→ **Work to complete**: From the listing below, extract each line containing the string "Time".

→ **Data shown**:
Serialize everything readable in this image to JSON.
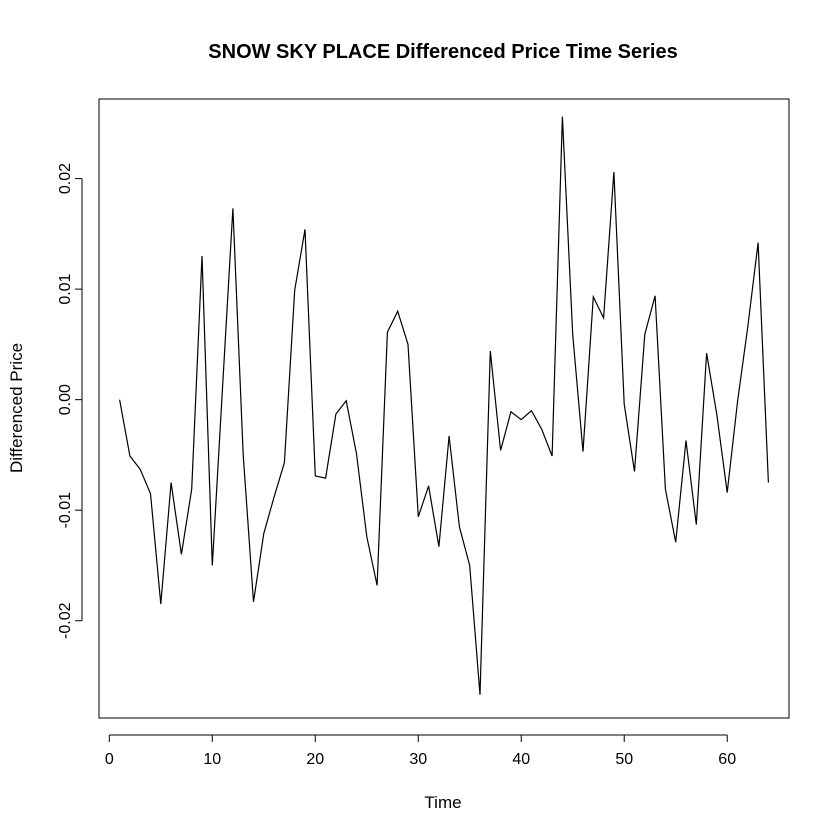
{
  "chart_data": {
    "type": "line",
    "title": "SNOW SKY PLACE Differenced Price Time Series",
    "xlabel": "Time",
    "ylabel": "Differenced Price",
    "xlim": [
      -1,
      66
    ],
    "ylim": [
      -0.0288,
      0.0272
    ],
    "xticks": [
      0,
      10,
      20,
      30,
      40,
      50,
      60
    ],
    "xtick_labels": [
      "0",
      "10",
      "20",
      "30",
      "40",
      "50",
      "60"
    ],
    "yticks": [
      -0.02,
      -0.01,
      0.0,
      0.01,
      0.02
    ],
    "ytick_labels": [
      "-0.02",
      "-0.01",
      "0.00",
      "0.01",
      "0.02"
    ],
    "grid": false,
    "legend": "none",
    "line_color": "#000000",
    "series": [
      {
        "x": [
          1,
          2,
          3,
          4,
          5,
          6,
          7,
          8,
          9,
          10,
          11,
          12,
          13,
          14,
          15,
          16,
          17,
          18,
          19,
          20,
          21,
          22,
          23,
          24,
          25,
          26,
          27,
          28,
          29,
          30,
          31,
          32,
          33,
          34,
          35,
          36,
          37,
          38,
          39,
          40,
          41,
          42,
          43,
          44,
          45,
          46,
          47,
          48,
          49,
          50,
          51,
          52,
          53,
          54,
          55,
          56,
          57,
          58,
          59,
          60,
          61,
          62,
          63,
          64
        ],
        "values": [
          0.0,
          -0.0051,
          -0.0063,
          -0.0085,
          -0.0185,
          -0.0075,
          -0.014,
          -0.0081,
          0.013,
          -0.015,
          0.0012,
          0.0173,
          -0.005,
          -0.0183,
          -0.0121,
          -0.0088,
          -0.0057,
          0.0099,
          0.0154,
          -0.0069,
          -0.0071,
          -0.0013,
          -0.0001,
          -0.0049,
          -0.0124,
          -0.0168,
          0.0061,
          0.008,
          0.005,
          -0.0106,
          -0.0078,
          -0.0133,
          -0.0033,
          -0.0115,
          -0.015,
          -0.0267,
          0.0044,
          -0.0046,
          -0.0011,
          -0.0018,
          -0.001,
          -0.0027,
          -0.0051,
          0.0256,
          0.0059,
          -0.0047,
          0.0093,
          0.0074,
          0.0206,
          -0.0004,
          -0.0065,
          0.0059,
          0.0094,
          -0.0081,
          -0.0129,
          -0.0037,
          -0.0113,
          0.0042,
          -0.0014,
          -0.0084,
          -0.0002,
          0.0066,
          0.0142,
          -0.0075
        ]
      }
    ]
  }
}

--

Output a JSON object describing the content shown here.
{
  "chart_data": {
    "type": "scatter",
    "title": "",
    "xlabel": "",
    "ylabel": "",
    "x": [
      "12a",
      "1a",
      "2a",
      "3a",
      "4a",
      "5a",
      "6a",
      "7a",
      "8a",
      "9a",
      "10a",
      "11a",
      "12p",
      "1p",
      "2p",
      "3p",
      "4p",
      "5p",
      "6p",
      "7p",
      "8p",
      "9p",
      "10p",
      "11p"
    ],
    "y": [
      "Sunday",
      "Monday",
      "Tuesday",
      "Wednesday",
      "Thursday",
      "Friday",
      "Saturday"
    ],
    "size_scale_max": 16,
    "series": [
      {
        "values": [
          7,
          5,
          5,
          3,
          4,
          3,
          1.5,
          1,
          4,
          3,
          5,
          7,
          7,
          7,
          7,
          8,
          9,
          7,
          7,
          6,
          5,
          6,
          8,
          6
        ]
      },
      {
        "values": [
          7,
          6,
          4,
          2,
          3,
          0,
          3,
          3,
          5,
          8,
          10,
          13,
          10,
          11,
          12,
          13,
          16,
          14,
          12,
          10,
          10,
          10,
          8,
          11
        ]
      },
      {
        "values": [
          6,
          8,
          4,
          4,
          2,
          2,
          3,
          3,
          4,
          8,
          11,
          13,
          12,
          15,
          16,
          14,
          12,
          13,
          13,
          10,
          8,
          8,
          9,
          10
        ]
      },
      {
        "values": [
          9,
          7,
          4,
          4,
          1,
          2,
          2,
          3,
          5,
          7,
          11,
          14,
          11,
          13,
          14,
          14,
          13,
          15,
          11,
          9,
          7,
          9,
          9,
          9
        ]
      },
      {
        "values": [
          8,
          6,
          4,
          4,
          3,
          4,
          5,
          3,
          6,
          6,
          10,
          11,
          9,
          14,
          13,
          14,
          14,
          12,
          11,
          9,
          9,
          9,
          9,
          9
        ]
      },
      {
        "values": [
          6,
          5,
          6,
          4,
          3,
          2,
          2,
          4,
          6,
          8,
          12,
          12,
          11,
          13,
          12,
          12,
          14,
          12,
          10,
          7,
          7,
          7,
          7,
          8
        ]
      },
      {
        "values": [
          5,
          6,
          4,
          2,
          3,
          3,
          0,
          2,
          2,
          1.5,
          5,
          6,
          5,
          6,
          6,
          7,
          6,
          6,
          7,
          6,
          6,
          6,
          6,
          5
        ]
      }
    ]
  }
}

→ **Final result**:
    "title": "SNOW SKY PLACE Differenced Price Time Series",
    "xlabel": "Time",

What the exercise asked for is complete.